** START OF Exercise inputs **

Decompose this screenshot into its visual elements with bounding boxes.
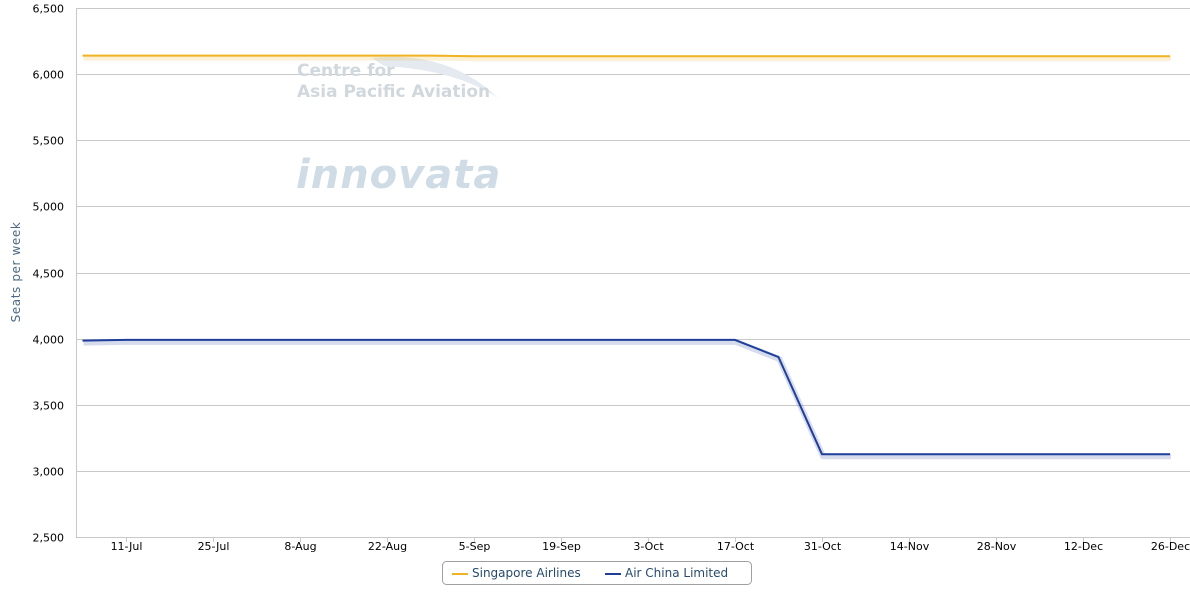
series-shadow [83,338,1171,460]
capa-watermark-line2: Asia Pacific Aviation [297,82,490,102]
legend[interactable]: Singapore Airlines Air China Limited [442,561,752,585]
innovata-watermark: innovata [296,152,501,198]
y-axis: 2,500 3,000 3,500 4,000 4,500 5,000 5,500 6,000… [33,3,77,545]
y-tick-label: 5,500 [33,135,65,148]
x-tick-label: 17-Oct [717,540,755,553]
y-tick-label: 3,500 [33,400,65,413]
legend-box [442,561,752,585]
x-tick-label: 8-Aug [284,540,316,553]
x-tick-label: 11-Jul [111,540,143,553]
x-tick-label: 5-Sep [459,540,491,553]
x-tick-label: 12-Dec [1064,540,1103,553]
y-tick-label: 2,500 [33,532,65,545]
y-tick-label: 4,000 [33,334,65,347]
x-tick-label: 3-Oct [633,540,664,553]
y-tick-label: 4,500 [33,268,65,281]
legend-item-air-china-limited[interactable]: Air China Limited [605,566,728,580]
x-tick-label: 22-Aug [368,540,407,553]
x-tick-label: 19-Sep [542,540,581,553]
capa-swoosh-shape [372,56,498,98]
x-tick-label: 14-Nov [890,540,930,553]
y-tick-label: 5,000 [33,201,65,214]
series-layer [82,54,1171,460]
series-shadow [83,54,1171,62]
legend-label: Air China Limited [625,566,728,580]
y-axis-title: Seats per week [9,222,23,323]
y-tick-label: 6,500 [33,3,65,16]
y-tick-label: 6,000 [33,69,65,82]
x-axis: 11-Jul 25-Jul 8-Aug 22-Aug 5-Sep 19-Sep 3-Oct 1… [111,537,1190,553]
watermark: Centre for Asia Pacific Aviation innovat… [296,56,501,198]
legend-item-singapore-airlines[interactable]: Singapore Airlines [452,566,581,580]
x-tick-label: 25-Jul [198,540,230,553]
legend-label: Singapore Airlines [472,566,581,580]
series-line-air-china-limited [82,338,1170,456]
x-tick-label: 31-Oct [804,540,842,553]
series-line-singapore-airlines [82,54,1170,58]
x-tick-label: 28-Nov [977,540,1017,553]
y-tick-label: 3,000 [33,466,65,479]
x-tick-label: 26-Dec [1151,540,1190,553]
capa-watermark-line1: Centre for [297,61,395,81]
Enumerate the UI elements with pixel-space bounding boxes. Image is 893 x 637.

** END OF Exercise inputs **

Repeat all of the lines above word for word, omitting the pictures.

Decompose this screenshot into its visual elements with bounding boxes.
series-shadow [83,338,1171,460]
capa-watermark-line2: Asia Pacific Aviation [297,82,490,102]
legend[interactable]: Singapore Airlines Air China Limited [442,561,752,585]
innovata-watermark: innovata [296,152,501,198]
y-axis: 2,500 3,000 3,500 4,000 4,500 5,000 5,500 6,000… [33,3,77,545]
y-tick-label: 5,500 [33,135,65,148]
x-tick-label: 17-Oct [717,540,755,553]
y-tick-label: 3,500 [33,400,65,413]
legend-box [442,561,752,585]
x-tick-label: 8-Aug [284,540,316,553]
x-tick-label: 11-Jul [111,540,143,553]
x-tick-label: 5-Sep [459,540,491,553]
x-tick-label: 12-Dec [1064,540,1103,553]
y-tick-label: 2,500 [33,532,65,545]
y-tick-label: 4,000 [33,334,65,347]
x-tick-label: 3-Oct [633,540,664,553]
y-tick-label: 4,500 [33,268,65,281]
legend-item-air-china-limited[interactable]: Air China Limited [605,566,728,580]
x-tick-label: 22-Aug [368,540,407,553]
x-tick-label: 19-Sep [542,540,581,553]
capa-swoosh-shape [372,56,498,98]
x-tick-label: 14-Nov [890,540,930,553]
y-tick-label: 5,000 [33,201,65,214]
series-layer [82,54,1171,460]
series-shadow [83,54,1171,62]
legend-label: Air China Limited [625,566,728,580]
y-axis-title: Seats per week [9,222,23,323]
y-tick-label: 6,500 [33,3,65,16]
y-tick-label: 6,000 [33,69,65,82]
x-axis: 11-Jul 25-Jul 8-Aug 22-Aug 5-Sep 19-Sep 3-Oct 1… [111,537,1190,553]
watermark: Centre for Asia Pacific Aviation innovat… [296,56,501,198]
legend-item-singapore-airlines[interactable]: Singapore Airlines [452,566,581,580]
x-tick-label: 25-Jul [198,540,230,553]
legend-label: Singapore Airlines [472,566,581,580]
series-line-air-china-limited [82,338,1170,456]
x-tick-label: 31-Oct [804,540,842,553]
series-line-singapore-airlines [82,54,1170,58]
x-tick-label: 28-Nov [977,540,1017,553]
y-tick-label: 3,000 [33,466,65,479]
x-tick-label: 26-Dec [1151,540,1190,553]
capa-watermark-line1: Centre for [297,61,395,81]
Enumerate the UI elements with pixel-space bounding boxes. Image is 893 x 637.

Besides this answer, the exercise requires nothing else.